Problem description: Copy every entry exactly as given, minus the images.

[start Data lines]

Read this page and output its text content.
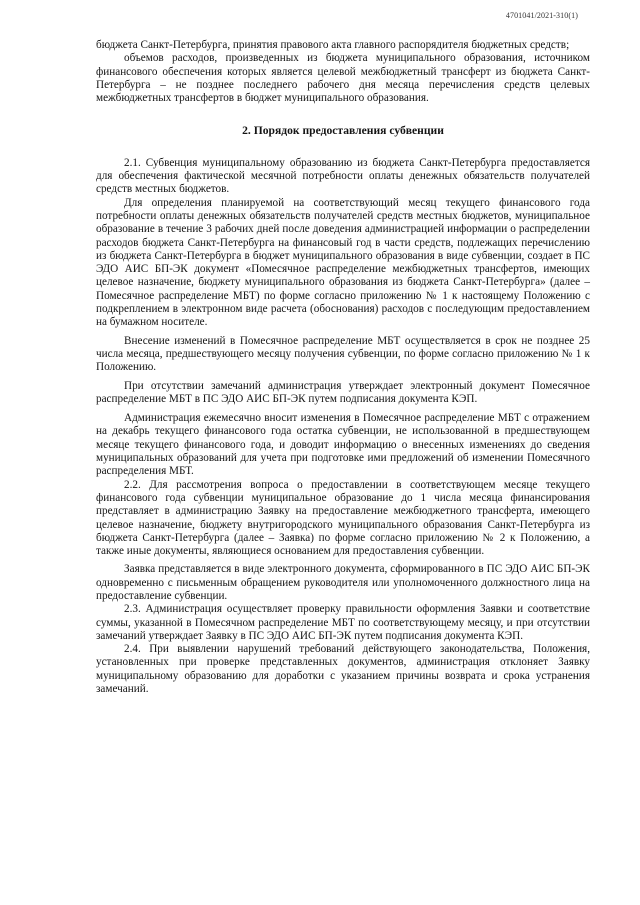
4701041/2021-310(1)

бюджета Санкт-Петербурга, принятия правового акта главного распорядителя бюджетных средств;

объемов расходов, произведенных из бюджета муниципального образования, источником финансового обеспечения которых является целевой межбюджетный трансферт из бюджета Санкт-Петербурга – не позднее последнего рабочего дня месяца перечисления средств целевых межбюджетных трансфертов в бюджет муниципального образования.

2. Порядок предоставления субвенции

2.1. Субвенция муниципальному образованию из бюджета Санкт-Петербурга предоставляется для обеспечения фактической месячной потребности оплаты денежных обязательств получателей средств местных бюджетов.

Для определения планируемой на соответствующий месяц текущего финансового года потребности оплаты денежных обязательств получателей средств местных бюджетов, муниципальное образование в течение 3 рабочих дней после доведения администрацией информации о распределении расходов бюджета Санкт-Петербурга на финансовый год в части средств, подлежащих перечислению из бюджета Санкт-Петербурга в бюджет муниципального образования в виде субвенции, создает в ПС ЭДО АИС БП-ЭК документ «Помесячное распределение межбюджетных трансфертов, имеющих целевое назначение, бюджету муниципального образования из бюджета Санкт-Петербурга» (далее – Помесячное распределение МБТ) по форме согласно приложению № 1 к настоящему Положению с подкреплением в электронном виде расчета (обоснования) расходов с последующим предоставлением на бумажном носителе.

Внесение изменений в Помесячное распределение МБТ осуществляется в срок не позднее 25 числа месяца, предшествующего месяцу получения субвенции, по форме согласно приложению № 1 к Положению.

При отсутствии замечаний администрация утверждает электронный документ Помесячное распределение МБТ в ПС ЭДО АИС БП-ЭК путем подписания документа КЭП.

Администрация ежемесячно вносит изменения в Помесячное распределение МБТ с отражением на декабрь текущего финансового года остатка субвенции, не использованной в предшествующем месяце текущего финансового года, и доводит информацию о внесенных изменениях до сведения муниципальных образований для учета при подготовке ими предложений об изменении Помесячного распределения МБТ.

2.2. Для рассмотрения вопроса о предоставлении в соответствующем месяце текущего финансового года субвенции муниципальное образование до 1 числа месяца финансирования представляет в администрацию Заявку на предоставление межбюджетного трансферта, имеющего целевое назначение, бюджету внутригородского муниципального образования Санкт-Петербурга из бюджета Санкт-Петербурга (далее – Заявка) по форме согласно приложению № 2 к Положению, а также иные документы, являющиеся основанием для предоставления субвенции.

Заявка представляется в виде электронного документа, сформированного в ПС ЭДО АИС БП-ЭК одновременно с письменным обращением руководителя или уполномоченного должностного лица на предоставление субвенции.

2.3. Администрация осуществляет проверку правильности оформления Заявки и соответствие суммы, указанной в Помесячном распределение МБТ по соответствующему месяцу, и при отсутствии замечаний утверждает Заявку в ПС ЭДО АИС БП-ЭК путем подписания документа КЭП.

2.4. При выявлении нарушений требований действующего законодательства, Положения, установленных при проверке представленных документов, администрация отклоняет Заявку муниципальному образованию для доработки с указанием причины возврата и срока устранения замечаний.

[end Data lines]

Complete output:
Read this page and output its text content.
4701041/2021-310(1)

бюджета Санкт-Петербурга, принятия правового акта главного распорядителя бюджетных средств;

объемов расходов, произведенных из бюджета муниципального образования, источником финансового обеспечения которых является целевой межбюджетный трансферт из бюджета Санкт-Петербурга – не позднее последнего рабочего дня месяца перечисления средств целевых межбюджетных трансфертов в бюджет муниципального образования.

2. Порядок предоставления субвенции

2.1. Субвенция муниципальному образованию из бюджета Санкт-Петербурга предоставляется для обеспечения фактической месячной потребности оплаты денежных обязательств получателей средств местных бюджетов.

Для определения планируемой на соответствующий месяц текущего финансового года потребности оплаты денежных обязательств получателей средств местных бюджетов, муниципальное образование в течение 3 рабочих дней после доведения администрацией информации о распределении расходов бюджета Санкт-Петербурга на финансовый год в части средств, подлежащих перечислению из бюджета Санкт-Петербурга в бюджет муниципального образования в виде субвенции, создает в ПС ЭДО АИС БП-ЭК документ «Помесячное распределение межбюджетных трансфертов, имеющих целевое назначение, бюджету муниципального образования из бюджета Санкт-Петербурга» (далее – Помесячное распределение МБТ) по форме согласно приложению № 1 к настоящему Положению с подкреплением в электронном виде расчета (обоснования) расходов с последующим предоставлением на бумажном носителе.

Внесение изменений в Помесячное распределение МБТ осуществляется в срок не позднее 25 числа месяца, предшествующего месяцу получения субвенции, по форме согласно приложению № 1 к Положению.

При отсутствии замечаний администрация утверждает электронный документ Помесячное распределение МБТ в ПС ЭДО АИС БП-ЭК путем подписания документа КЭП.

Администрация ежемесячно вносит изменения в Помесячное распределение МБТ с отражением на декабрь текущего финансового года остатка субвенции, не использованной в предшествующем месяце текущего финансового года, и доводит информацию о внесенных изменениях до сведения муниципальных образований для учета при подготовке ими предложений об изменении Помесячного распределения МБТ.

2.2. Для рассмотрения вопроса о предоставлении в соответствующем месяце текущего финансового года субвенции муниципальное образование до 1 числа месяца финансирования представляет в администрацию Заявку на предоставление межбюджетного трансферта, имеющего целевое назначение, бюджету внутригородского муниципального образования Санкт-Петербурга из бюджета Санкт-Петербурга (далее – Заявка) по форме согласно приложению № 2 к Положению, а также иные документы, являющиеся основанием для предоставления субвенции.

Заявка представляется в виде электронного документа, сформированного в ПС ЭДО АИС БП-ЭК одновременно с письменным обращением руководителя или уполномоченного должностного лица на предоставление субвенции.

2.3. Администрация осуществляет проверку правильности оформления Заявки и соответствие суммы, указанной в Помесячном распределение МБТ по соответствующему месяцу, и при отсутствии замечаний утверждает Заявку в ПС ЭДО АИС БП-ЭК путем подписания документа КЭП.

2.4. При выявлении нарушений требований действующего законодательства, Положения, установленных при проверке представленных документов, администрация отклоняет Заявку муниципальному образованию для доработки с указанием причины возврата и срока устранения замечаний.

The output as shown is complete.